■ **Verilen metin**:
========

Dış dünyayı anlamak, düşünce gücümüzü kullanarak, bol bol kitap okuyarak, yeni bir dil öğrenerek, çok insanlarla beraber olarak, spor yaparak belki bir ölçüde kolay olacaktır.
Acaba asıl zor olanı biliyor muyuz?
Asıl zor olan ve zor olduğu gibi bir o kadar da gerekli olan kendi kendimizi anlamaktır aslında.
Zor olan kendimizi anlamak ve değiştirmek amacıyla düşünce gücümüzü kullanmaktır.
Çünkü düşünen bilinç iki katlı bir gözlemlemesi gereken devreye girer şüphesiz.
Daha doğduğumuz andan itibaren hep kendimizle baş başa olduğumuz için yanlışlarımızı kanıksar ve yanlış olduğunu düşünmediğimiz gibi artık bir zaman sonra kabulde etmeyiz. Onları doğru sanırız bir zaman sonra.

========

■ **Listelenen öğeler**:
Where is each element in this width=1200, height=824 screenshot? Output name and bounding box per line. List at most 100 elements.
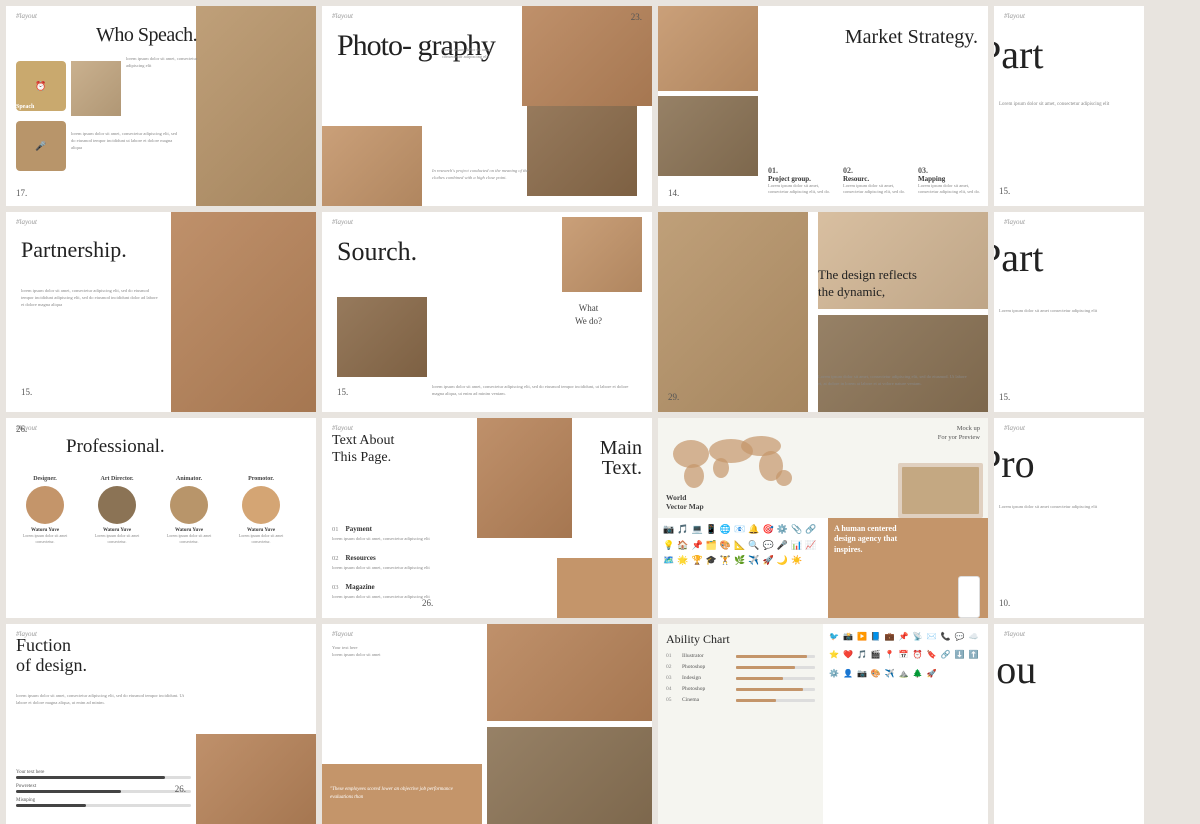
phone-icon: 📞: [941, 630, 951, 644]
slide-5-title: Partnership.: [21, 237, 127, 263]
ability-item5-fill: [736, 699, 776, 702]
slide-14-photo-bottom: [487, 727, 652, 824]
human-centered-title: A human centered design agency that insp…: [834, 524, 897, 555]
slide-12-number: 10.: [999, 598, 1010, 608]
slide-7-text: Lorem ipsum dolor sit amet, consectetur …: [818, 373, 968, 387]
slide-13-bars: Your text here Powretext Misnping: [16, 770, 191, 812]
slide-fuction-design: #layout Fuction of design. lorem ipsum d…: [6, 624, 316, 824]
icon-12: 💡: [663, 539, 674, 552]
slide-6-number: 15.: [337, 387, 348, 397]
slide-9-role2-title: Art Director.: [86, 476, 148, 482]
speach-label: Speach: [16, 104, 34, 110]
slide-3-col2-text: Lorem ipsum dolor sit amet, consectetur …: [843, 183, 908, 197]
ability-item3-num: 03: [666, 675, 678, 681]
slide-13-bar-2: Powretext: [16, 784, 191, 793]
calendar-icon: 📅: [899, 648, 909, 662]
slide-7-photo-main: [658, 212, 808, 412]
slide-13-text: lorem ipsum dolor sit amet, consectetur …: [16, 692, 191, 706]
icon-25: 🏆: [691, 554, 702, 567]
slide-10-title: Text About This Page.: [332, 433, 452, 467]
camera-icon: 📷: [857, 667, 867, 681]
slide-3-columns: 01. Project group. Lorem ipsum dolor sit…: [768, 166, 983, 197]
slide-combined-11: World Vector Map Mock up For yor Preview…: [658, 418, 988, 618]
time-icon: ⏰: [35, 81, 46, 92]
slide-13-bar2-label: Powretext: [16, 784, 191, 789]
slide-3-col1-text: Lorem ipsum dolor sit amet, consectetur …: [768, 183, 833, 197]
icon-21: 📊: [791, 539, 802, 552]
slide-10-item3-text: lorem ipsum dolor sit amet, consectetur …: [332, 594, 482, 601]
ability-item1-num: 01: [666, 653, 678, 659]
slide-3-col3-text: Lorem ipsum dolor sit amet, consectetur …: [918, 183, 983, 197]
slide-13-bar2-fill: [16, 790, 121, 793]
chat-icon: 💬: [955, 630, 965, 644]
slide-6-title: Sourch.: [337, 237, 417, 267]
icon-29: ✈️: [748, 554, 759, 567]
slide-3-col3-num: 03.: [918, 166, 983, 175]
ability-item5-label: Cinema: [682, 697, 732, 703]
slide-9-role1-text: Lorem ipsum dolor sit amet consectetur.: [14, 533, 76, 544]
human-centered-block: A human centered design agency that insp…: [828, 518, 988, 618]
slide-grid: #layout ⏰ Time 🎤 Speach Who Speach. lore…: [0, 0, 1200, 800]
slide-1-title: Who Speach.: [96, 24, 197, 47]
slide-4-label: #layout: [1004, 12, 1025, 20]
icon-13: 🏠: [677, 539, 688, 552]
time-label: Time: [16, 44, 29, 50]
ability-item4-track: [736, 688, 815, 691]
rss-icon: 📡: [913, 630, 923, 644]
slide-5-text: lorem ipsum dolor sit amet, consectetur …: [21, 287, 161, 309]
ability-item1-track: [736, 655, 815, 658]
icon-14: 📌: [691, 539, 702, 552]
mockup-title: Mock up For yor Preview: [938, 424, 980, 442]
slide-12-label: #layout: [1004, 424, 1025, 432]
slide-10-item3-title: Magazine: [346, 583, 375, 591]
slide-6-photo-bottom: [337, 297, 427, 377]
slide-1-number: 17.: [16, 188, 27, 198]
download-icon: ⬇️: [955, 648, 965, 662]
palette-icon: 🎨: [871, 667, 881, 681]
icon-1: 📷: [663, 523, 674, 536]
icon-31: 🌙: [777, 554, 788, 567]
slide-3-col3-title: Mapping: [918, 175, 983, 183]
world-map: [666, 426, 796, 496]
icon-9: ⚙️: [777, 523, 788, 536]
slide-10-item2-num: 02: [332, 555, 339, 562]
slide-7-photo-right-bottom: [818, 315, 988, 412]
slide-6-what: What We do?: [575, 302, 602, 327]
slide-quote-photo: #layout Your text here lorem ipsum dolor…: [322, 624, 652, 824]
plane-icon: ✈️: [885, 667, 895, 681]
heart-icon: ❤️: [843, 648, 853, 662]
ability-item-3: 03 Indesign: [666, 675, 815, 681]
slide-10-item-1: 01 Payment lorem ipsum dolor sit amet, c…: [332, 518, 482, 543]
slide-14-orange-quote: "These employees scored lower an objecti…: [322, 764, 482, 824]
slide-3-title: Market Strategy.: [845, 26, 978, 48]
slide-9-role3-title: Animator.: [158, 476, 220, 482]
slide-13-bar2-track: [16, 790, 191, 793]
slide-14-label: #layout: [332, 630, 353, 638]
slide-5-photo: [171, 212, 316, 412]
slide-9-role2-text: Lorem ipsum dolor sit amet consectetur.: [86, 533, 148, 544]
icon-2: 🎵: [677, 523, 688, 536]
slide-10-photo: [477, 418, 572, 538]
ability-item2-track: [736, 666, 815, 669]
slide-5-label: #layout: [16, 218, 37, 226]
ability-items: 01 Illustrator 02 Photoshop 03 Indesign …: [666, 653, 815, 703]
slide-1-small-photo: [71, 61, 121, 116]
slide-3-col1-title: Project group.: [768, 175, 833, 183]
cloud-icon: ☁️: [969, 630, 979, 644]
ability-item1-fill: [736, 655, 807, 658]
slide-10-item1-num: 01: [332, 526, 339, 533]
slide-13-bar3-fill: [16, 804, 86, 807]
ability-item3-fill: [736, 677, 783, 680]
ability-item2-label: Photoshop: [682, 664, 732, 670]
slide-12-title: Pro: [994, 440, 1035, 487]
icon-4: 📱: [706, 523, 717, 536]
slide-3-col-3: 03. Mapping Lorem ipsum dolor sit amet, …: [918, 166, 983, 197]
share-icon: 🔗: [941, 648, 951, 662]
icon-10: 📎: [791, 523, 802, 536]
slide-1-text2: lorem ipsum dolor sit amet, consectetur …: [71, 131, 181, 151]
slide-10-main-text: Main Text.: [600, 438, 642, 478]
slide-9-role4-title: Promotor.: [230, 476, 292, 482]
icon-30: 🚀: [763, 554, 774, 567]
slide-professional: #layout 26. Professional. Designer. Wato…: [6, 418, 316, 618]
icon-23: 🗺️: [663, 554, 674, 567]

========

■ **Alıştırma yönergesi**:
Kendimizi anlamak üzerine yazılmış metinden "Daha doğduğumuz andan" sözleriyle başlayıp "bir zaman sonra." sözlerini de içine alarak süren bölümü hiçbir değişiklik yapmadan yazın. Öğeler başka bir kaynaktan alınmıştır.

■ **Yanıt**:
Daha doğduğumuz andan itibaren hep kendimizle baş başa olduğumuz için yanlışlarımızı kanıksar ve yanlış olduğunu düşünmediğimiz gibi artık bir zaman sonra kabulde etmeyiz. Onları doğru sanırız bir zaman sonra.